(Available data)
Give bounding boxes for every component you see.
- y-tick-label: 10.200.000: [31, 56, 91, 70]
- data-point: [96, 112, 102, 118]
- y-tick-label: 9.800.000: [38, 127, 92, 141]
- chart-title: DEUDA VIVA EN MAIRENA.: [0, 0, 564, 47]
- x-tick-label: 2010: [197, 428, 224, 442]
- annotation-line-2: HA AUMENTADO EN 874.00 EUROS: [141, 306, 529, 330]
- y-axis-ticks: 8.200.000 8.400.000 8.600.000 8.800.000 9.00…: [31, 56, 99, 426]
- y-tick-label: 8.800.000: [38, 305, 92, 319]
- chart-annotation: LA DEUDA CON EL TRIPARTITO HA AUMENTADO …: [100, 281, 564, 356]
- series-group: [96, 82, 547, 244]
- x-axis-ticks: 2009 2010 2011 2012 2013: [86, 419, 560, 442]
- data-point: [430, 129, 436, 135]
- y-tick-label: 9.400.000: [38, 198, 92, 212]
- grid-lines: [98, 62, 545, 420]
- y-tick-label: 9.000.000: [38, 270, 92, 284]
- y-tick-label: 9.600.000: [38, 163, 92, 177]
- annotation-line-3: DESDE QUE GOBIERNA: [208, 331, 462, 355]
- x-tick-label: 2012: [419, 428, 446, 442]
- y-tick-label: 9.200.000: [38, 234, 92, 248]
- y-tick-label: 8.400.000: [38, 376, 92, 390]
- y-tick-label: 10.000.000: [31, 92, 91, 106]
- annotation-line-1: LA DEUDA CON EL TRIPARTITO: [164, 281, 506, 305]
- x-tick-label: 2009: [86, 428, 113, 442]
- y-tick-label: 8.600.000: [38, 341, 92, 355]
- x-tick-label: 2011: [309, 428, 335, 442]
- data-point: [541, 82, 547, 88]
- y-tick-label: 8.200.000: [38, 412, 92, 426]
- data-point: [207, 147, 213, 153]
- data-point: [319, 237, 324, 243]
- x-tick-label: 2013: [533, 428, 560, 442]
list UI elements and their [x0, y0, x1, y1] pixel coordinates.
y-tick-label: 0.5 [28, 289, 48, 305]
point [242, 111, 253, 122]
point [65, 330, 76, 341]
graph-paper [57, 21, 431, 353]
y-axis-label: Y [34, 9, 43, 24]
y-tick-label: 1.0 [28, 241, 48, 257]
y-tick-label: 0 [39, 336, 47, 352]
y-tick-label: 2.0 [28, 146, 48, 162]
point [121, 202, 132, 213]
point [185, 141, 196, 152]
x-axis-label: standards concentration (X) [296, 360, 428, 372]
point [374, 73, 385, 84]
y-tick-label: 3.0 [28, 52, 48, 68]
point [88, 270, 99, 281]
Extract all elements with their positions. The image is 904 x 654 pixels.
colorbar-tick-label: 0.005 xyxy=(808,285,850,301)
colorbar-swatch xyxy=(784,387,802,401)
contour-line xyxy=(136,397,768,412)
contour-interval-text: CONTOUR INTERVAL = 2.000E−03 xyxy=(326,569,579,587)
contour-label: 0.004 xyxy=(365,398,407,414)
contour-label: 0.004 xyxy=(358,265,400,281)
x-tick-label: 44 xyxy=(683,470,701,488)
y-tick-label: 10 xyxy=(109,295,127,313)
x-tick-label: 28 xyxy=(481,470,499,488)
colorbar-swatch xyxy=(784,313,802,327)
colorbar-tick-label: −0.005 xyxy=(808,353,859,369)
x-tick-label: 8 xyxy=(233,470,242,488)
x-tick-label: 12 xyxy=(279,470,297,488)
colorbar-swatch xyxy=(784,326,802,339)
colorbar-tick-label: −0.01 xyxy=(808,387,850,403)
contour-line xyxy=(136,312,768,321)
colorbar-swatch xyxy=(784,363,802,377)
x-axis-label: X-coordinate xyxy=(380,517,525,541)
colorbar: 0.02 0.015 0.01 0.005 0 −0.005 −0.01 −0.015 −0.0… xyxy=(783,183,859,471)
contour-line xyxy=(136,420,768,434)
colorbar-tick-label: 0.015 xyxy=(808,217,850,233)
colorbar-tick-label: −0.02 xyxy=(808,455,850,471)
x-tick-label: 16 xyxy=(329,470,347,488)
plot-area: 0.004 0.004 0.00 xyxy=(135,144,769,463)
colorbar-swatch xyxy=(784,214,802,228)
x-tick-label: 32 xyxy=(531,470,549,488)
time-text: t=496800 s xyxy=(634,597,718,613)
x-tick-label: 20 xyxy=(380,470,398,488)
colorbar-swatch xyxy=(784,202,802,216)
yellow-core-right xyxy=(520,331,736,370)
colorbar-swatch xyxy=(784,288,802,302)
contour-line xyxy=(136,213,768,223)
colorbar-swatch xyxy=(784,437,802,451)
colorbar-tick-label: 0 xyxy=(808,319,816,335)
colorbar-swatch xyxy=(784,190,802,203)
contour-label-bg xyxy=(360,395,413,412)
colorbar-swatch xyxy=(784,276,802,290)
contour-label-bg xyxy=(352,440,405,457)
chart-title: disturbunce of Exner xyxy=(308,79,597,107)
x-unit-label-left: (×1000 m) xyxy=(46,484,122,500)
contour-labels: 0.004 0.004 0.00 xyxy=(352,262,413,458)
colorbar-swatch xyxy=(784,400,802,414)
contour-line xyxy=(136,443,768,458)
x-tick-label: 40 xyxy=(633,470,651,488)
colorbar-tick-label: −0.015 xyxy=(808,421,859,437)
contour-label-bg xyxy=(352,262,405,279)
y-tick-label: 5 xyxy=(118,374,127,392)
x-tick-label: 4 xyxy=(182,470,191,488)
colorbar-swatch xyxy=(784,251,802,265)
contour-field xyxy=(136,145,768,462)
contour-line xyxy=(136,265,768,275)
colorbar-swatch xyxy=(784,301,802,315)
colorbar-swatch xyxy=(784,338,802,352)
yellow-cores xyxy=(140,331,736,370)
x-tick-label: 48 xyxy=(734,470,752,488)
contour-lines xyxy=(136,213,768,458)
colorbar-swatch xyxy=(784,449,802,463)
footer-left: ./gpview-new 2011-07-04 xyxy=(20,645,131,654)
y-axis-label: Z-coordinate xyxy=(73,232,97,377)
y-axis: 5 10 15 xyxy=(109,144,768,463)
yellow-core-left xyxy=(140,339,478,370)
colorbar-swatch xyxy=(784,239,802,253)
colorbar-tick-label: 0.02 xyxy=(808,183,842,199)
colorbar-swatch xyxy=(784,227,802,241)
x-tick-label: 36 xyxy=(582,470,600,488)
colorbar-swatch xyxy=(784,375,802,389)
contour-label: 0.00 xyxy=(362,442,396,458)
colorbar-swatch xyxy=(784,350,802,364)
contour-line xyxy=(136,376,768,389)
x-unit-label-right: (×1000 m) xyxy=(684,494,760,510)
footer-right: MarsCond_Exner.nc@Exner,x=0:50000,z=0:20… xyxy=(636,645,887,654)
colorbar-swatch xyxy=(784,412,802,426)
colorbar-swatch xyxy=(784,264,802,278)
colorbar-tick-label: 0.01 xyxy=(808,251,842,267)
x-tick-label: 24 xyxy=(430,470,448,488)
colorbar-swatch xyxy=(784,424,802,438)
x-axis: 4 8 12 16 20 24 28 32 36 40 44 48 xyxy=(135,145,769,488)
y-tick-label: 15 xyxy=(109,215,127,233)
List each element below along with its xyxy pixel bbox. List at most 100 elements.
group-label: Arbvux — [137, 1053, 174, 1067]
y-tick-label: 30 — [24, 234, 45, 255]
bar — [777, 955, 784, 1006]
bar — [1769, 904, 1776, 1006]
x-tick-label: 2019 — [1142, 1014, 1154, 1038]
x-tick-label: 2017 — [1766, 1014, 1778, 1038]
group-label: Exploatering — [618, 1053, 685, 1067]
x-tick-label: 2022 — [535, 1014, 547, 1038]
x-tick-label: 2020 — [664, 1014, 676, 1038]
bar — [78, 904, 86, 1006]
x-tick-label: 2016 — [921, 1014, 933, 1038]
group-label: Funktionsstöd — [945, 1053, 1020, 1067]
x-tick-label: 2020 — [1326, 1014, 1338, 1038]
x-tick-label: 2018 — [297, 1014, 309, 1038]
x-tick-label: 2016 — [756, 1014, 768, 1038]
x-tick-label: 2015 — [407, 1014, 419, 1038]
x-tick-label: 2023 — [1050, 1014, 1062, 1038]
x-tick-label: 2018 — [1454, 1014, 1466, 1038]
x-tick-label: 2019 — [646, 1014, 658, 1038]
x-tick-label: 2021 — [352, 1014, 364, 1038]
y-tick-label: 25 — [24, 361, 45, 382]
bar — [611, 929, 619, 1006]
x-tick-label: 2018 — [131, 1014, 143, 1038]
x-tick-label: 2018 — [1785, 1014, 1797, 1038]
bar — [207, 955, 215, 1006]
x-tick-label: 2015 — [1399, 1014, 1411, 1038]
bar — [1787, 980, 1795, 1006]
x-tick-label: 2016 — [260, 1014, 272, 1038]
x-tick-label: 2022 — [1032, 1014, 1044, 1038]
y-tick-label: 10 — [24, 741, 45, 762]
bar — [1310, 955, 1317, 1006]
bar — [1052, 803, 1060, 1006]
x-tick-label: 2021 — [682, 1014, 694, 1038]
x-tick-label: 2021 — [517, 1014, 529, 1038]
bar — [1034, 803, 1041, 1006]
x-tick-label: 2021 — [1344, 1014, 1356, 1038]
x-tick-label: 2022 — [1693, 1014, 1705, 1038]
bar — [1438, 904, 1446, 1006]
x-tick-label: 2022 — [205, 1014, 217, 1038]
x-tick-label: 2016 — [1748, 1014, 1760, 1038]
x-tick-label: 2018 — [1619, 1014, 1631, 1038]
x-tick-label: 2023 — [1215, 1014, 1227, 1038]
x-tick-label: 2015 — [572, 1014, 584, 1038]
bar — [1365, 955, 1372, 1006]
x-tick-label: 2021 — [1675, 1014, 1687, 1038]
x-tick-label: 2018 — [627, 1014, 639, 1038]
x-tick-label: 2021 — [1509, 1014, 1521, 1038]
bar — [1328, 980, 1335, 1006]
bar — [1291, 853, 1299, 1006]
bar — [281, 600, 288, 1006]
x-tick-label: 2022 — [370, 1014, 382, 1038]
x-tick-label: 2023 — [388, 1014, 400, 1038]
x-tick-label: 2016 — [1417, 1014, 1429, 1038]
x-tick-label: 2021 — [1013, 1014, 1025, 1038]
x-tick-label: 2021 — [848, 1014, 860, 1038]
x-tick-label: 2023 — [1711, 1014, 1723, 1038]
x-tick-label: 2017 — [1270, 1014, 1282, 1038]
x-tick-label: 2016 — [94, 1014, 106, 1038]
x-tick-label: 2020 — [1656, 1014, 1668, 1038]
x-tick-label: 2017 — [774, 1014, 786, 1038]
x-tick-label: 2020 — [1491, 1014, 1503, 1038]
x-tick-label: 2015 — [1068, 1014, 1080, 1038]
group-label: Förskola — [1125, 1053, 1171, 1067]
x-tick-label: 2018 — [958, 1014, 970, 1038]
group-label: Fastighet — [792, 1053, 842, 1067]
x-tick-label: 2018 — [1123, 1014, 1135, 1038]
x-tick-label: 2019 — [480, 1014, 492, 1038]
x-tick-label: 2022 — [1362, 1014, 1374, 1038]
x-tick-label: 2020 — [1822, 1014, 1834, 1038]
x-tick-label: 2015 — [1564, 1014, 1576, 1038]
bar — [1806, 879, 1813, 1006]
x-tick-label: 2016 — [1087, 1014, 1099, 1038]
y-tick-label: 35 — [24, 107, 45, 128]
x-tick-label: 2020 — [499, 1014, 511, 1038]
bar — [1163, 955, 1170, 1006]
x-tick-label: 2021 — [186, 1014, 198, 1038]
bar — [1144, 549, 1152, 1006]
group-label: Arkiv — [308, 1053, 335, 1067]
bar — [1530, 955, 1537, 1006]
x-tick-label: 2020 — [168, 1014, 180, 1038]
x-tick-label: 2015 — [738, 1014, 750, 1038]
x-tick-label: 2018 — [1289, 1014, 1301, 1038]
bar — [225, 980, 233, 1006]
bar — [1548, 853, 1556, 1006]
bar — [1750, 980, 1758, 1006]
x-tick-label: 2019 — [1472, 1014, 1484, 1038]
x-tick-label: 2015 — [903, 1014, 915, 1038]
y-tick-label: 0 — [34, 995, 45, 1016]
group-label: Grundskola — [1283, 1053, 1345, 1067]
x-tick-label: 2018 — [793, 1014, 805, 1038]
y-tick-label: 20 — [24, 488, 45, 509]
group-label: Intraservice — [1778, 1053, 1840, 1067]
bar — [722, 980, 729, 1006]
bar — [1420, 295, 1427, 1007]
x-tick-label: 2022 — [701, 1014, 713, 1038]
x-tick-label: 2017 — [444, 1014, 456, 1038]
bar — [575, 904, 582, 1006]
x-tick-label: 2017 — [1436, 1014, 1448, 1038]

(Brief)
Pick out each line in the entries above that contains the string "annotation". Case counts.

(Result of this exercise)
- annotation-line-2: HA AUMENTADO EN 874.00 EUROS: [141, 306, 529, 330]
- chart-annotation: LA DEUDA CON EL TRIPARTITO HA AUMENTADO …: [100, 281, 564, 356]
- annotation-line-3: DESDE QUE GOBIERNA: [208, 331, 462, 355]
- annotation-line-1: LA DEUDA CON EL TRIPARTITO: [164, 281, 506, 305]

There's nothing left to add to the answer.